> **Exercise requirements**
Copy every entry word for word, but skip the pictures.

>> START Given records

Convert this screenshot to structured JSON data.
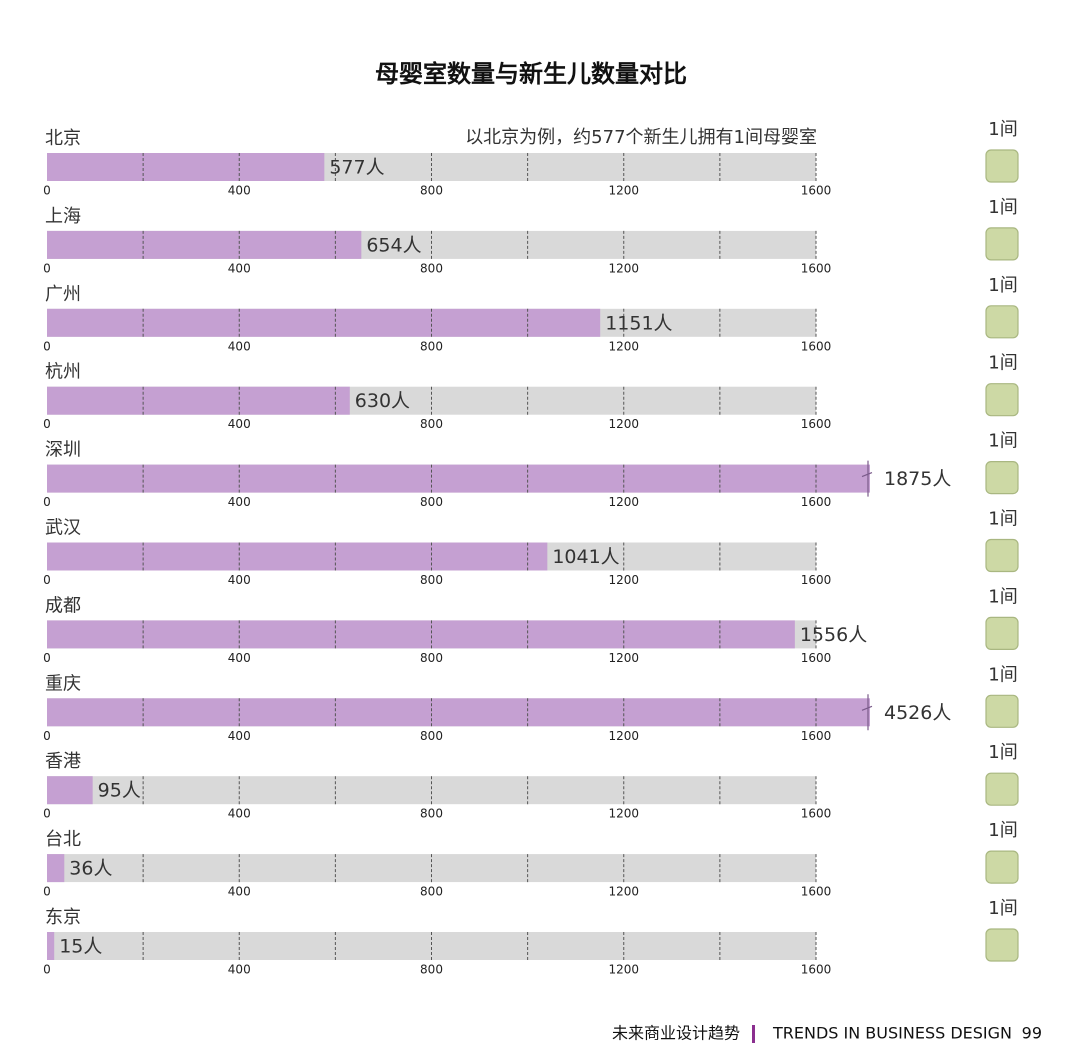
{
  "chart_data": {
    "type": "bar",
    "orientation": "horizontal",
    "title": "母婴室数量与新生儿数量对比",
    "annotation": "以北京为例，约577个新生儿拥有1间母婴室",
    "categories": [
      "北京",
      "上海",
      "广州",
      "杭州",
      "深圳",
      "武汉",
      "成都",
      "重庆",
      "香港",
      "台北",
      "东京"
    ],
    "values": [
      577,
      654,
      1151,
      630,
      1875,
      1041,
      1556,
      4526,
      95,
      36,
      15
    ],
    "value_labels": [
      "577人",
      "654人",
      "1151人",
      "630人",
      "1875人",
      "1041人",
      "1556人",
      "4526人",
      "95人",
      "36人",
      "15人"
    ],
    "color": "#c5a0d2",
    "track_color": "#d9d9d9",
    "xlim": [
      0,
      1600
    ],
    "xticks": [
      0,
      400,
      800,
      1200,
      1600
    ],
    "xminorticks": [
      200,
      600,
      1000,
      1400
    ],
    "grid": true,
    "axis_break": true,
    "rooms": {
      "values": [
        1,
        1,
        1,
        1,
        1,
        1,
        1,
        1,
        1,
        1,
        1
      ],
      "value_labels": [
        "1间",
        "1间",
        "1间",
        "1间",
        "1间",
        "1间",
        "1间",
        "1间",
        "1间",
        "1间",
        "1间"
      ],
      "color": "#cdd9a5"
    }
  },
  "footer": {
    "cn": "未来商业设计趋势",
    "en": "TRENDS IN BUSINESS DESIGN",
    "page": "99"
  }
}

>> END Given records

> **Result**
Convert this screenshot to structured JSON data.
{
  "chart_data": {
    "type": "bar",
    "orientation": "horizontal",
    "title": "母婴室数量与新生儿数量对比",
    "annotation": "以北京为例，约577个新生儿拥有1间母婴室",
    "categories": [
      "北京",
      "上海",
      "广州",
      "杭州",
      "深圳",
      "武汉",
      "成都",
      "重庆",
      "香港",
      "台北",
      "东京"
    ],
    "values": [
      577,
      654,
      1151,
      630,
      1875,
      1041,
      1556,
      4526,
      95,
      36,
      15
    ],
    "value_labels": [
      "577人",
      "654人",
      "1151人",
      "630人",
      "1875人",
      "1041人",
      "1556人",
      "4526人",
      "95人",
      "36人",
      "15人"
    ],
    "color": "#c5a0d2",
    "track_color": "#d9d9d9",
    "xlim": [
      0,
      1600
    ],
    "xticks": [
      0,
      400,
      800,
      1200,
      1600
    ],
    "xminorticks": [
      200,
      600,
      1000,
      1400
    ],
    "grid": true,
    "axis_break": true,
    "rooms": {
      "values": [
        1,
        1,
        1,
        1,
        1,
        1,
        1,
        1,
        1,
        1,
        1
      ],
      "value_labels": [
        "1间",
        "1间",
        "1间",
        "1间",
        "1间",
        "1间",
        "1间",
        "1间",
        "1间",
        "1间",
        "1间"
      ],
      "color": "#cdd9a5"
    }
  },
  "footer": {
    "cn": "未来商业设计趋势",
    "en": "TRENDS IN BUSINESS DESIGN",
    "page": "99"
  }
}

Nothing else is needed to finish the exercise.